- Records for the exercise -

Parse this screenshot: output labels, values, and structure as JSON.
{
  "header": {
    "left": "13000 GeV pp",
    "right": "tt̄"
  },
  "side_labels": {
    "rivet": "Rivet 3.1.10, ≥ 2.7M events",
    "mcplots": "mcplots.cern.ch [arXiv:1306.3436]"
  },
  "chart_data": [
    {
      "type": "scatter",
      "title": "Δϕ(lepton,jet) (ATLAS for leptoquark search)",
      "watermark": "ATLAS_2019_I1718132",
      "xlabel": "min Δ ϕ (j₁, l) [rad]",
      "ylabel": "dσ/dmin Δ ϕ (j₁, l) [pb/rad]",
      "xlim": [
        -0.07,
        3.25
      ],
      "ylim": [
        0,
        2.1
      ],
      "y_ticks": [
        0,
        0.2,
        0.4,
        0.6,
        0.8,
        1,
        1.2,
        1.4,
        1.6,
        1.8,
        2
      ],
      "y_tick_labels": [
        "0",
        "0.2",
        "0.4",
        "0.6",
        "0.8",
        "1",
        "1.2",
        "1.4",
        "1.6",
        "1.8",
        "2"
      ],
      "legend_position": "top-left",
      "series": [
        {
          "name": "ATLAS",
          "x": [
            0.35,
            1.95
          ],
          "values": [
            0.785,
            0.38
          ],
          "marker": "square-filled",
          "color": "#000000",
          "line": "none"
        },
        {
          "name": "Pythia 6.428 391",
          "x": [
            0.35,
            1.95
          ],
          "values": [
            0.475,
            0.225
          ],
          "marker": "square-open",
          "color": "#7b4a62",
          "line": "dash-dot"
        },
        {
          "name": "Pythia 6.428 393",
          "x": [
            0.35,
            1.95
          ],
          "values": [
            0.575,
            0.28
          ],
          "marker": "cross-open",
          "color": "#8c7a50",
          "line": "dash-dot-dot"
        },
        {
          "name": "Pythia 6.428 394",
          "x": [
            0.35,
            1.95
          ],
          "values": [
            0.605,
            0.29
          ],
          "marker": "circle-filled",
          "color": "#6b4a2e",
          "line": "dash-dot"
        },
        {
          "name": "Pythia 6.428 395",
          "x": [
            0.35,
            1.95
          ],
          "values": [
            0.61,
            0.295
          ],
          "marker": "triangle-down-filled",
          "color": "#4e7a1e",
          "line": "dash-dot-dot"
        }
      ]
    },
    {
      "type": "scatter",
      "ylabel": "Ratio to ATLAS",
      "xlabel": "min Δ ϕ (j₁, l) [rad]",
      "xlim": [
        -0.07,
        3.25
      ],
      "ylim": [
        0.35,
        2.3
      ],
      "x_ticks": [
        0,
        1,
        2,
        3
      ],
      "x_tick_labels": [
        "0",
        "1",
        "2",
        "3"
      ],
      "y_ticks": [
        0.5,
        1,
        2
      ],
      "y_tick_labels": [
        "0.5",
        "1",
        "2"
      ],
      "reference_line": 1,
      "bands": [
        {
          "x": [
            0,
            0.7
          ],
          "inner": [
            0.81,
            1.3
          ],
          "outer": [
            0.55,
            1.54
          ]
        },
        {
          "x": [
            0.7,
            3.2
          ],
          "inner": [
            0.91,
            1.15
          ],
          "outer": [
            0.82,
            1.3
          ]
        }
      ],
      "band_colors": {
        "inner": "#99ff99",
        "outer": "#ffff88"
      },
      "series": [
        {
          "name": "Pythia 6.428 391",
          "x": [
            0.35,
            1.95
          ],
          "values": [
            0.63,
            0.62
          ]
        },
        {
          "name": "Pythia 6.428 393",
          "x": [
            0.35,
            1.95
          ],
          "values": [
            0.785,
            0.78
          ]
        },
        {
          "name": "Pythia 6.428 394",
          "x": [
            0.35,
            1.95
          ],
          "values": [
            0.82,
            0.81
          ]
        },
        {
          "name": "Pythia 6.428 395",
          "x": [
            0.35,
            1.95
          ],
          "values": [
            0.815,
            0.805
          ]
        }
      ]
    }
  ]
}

- Exercise task -
Every line above should be printed again exactly as it stands.

- Reply to the exercise -
Parse this screenshot: output labels, values, and structure as JSON.
{
  "header": {
    "left": "13000 GeV pp",
    "right": "tt̄"
  },
  "side_labels": {
    "rivet": "Rivet 3.1.10, ≥ 2.7M events",
    "mcplots": "mcplots.cern.ch [arXiv:1306.3436]"
  },
  "chart_data": [
    {
      "type": "scatter",
      "title": "Δϕ(lepton,jet) (ATLAS for leptoquark search)",
      "watermark": "ATLAS_2019_I1718132",
      "xlabel": "min Δ ϕ (j₁, l) [rad]",
      "ylabel": "dσ/dmin Δ ϕ (j₁, l) [pb/rad]",
      "xlim": [
        -0.07,
        3.25
      ],
      "ylim": [
        0,
        2.1
      ],
      "y_ticks": [
        0,
        0.2,
        0.4,
        0.6,
        0.8,
        1,
        1.2,
        1.4,
        1.6,
        1.8,
        2
      ],
      "y_tick_labels": [
        "0",
        "0.2",
        "0.4",
        "0.6",
        "0.8",
        "1",
        "1.2",
        "1.4",
        "1.6",
        "1.8",
        "2"
      ],
      "legend_position": "top-left",
      "series": [
        {
          "name": "ATLAS",
          "x": [
            0.35,
            1.95
          ],
          "values": [
            0.785,
            0.38
          ],
          "marker": "square-filled",
          "color": "#000000",
          "line": "none"
        },
        {
          "name": "Pythia 6.428 391",
          "x": [
            0.35,
            1.95
          ],
          "values": [
            0.475,
            0.225
          ],
          "marker": "square-open",
          "color": "#7b4a62",
          "line": "dash-dot"
        },
        {
          "name": "Pythia 6.428 393",
          "x": [
            0.35,
            1.95
          ],
          "values": [
            0.575,
            0.28
          ],
          "marker": "cross-open",
          "color": "#8c7a50",
          "line": "dash-dot-dot"
        },
        {
          "name": "Pythia 6.428 394",
          "x": [
            0.35,
            1.95
          ],
          "values": [
            0.605,
            0.29
          ],
          "marker": "circle-filled",
          "color": "#6b4a2e",
          "line": "dash-dot"
        },
        {
          "name": "Pythia 6.428 395",
          "x": [
            0.35,
            1.95
          ],
          "values": [
            0.61,
            0.295
          ],
          "marker": "triangle-down-filled",
          "color": "#4e7a1e",
          "line": "dash-dot-dot"
        }
      ]
    },
    {
      "type": "scatter",
      "ylabel": "Ratio to ATLAS",
      "xlabel": "min Δ ϕ (j₁, l) [rad]",
      "xlim": [
        -0.07,
        3.25
      ],
      "ylim": [
        0.35,
        2.3
      ],
      "x_ticks": [
        0,
        1,
        2,
        3
      ],
      "x_tick_labels": [
        "0",
        "1",
        "2",
        "3"
      ],
      "y_ticks": [
        0.5,
        1,
        2
      ],
      "y_tick_labels": [
        "0.5",
        "1",
        "2"
      ],
      "reference_line": 1,
      "bands": [
        {
          "x": [
            0,
            0.7
          ],
          "inner": [
            0.81,
            1.3
          ],
          "outer": [
            0.55,
            1.54
          ]
        },
        {
          "x": [
            0.7,
            3.2
          ],
          "inner": [
            0.91,
            1.15
          ],
          "outer": [
            0.82,
            1.3
          ]
        }
      ],
      "band_colors": {
        "inner": "#99ff99",
        "outer": "#ffff88"
      },
      "series": [
        {
          "name": "Pythia 6.428 391",
          "x": [
            0.35,
            1.95
          ],
          "values": [
            0.63,
            0.62
          ]
        },
        {
          "name": "Pythia 6.428 393",
          "x": [
            0.35,
            1.95
          ],
          "values": [
            0.785,
            0.78
          ]
        },
        {
          "name": "Pythia 6.428 394",
          "x": [
            0.35,
            1.95
          ],
          "values": [
            0.82,
            0.81
          ]
        },
        {
          "name": "Pythia 6.428 395",
          "x": [
            0.35,
            1.95
          ],
          "values": [
            0.815,
            0.805
          ]
        }
      ]
    }
  ]
}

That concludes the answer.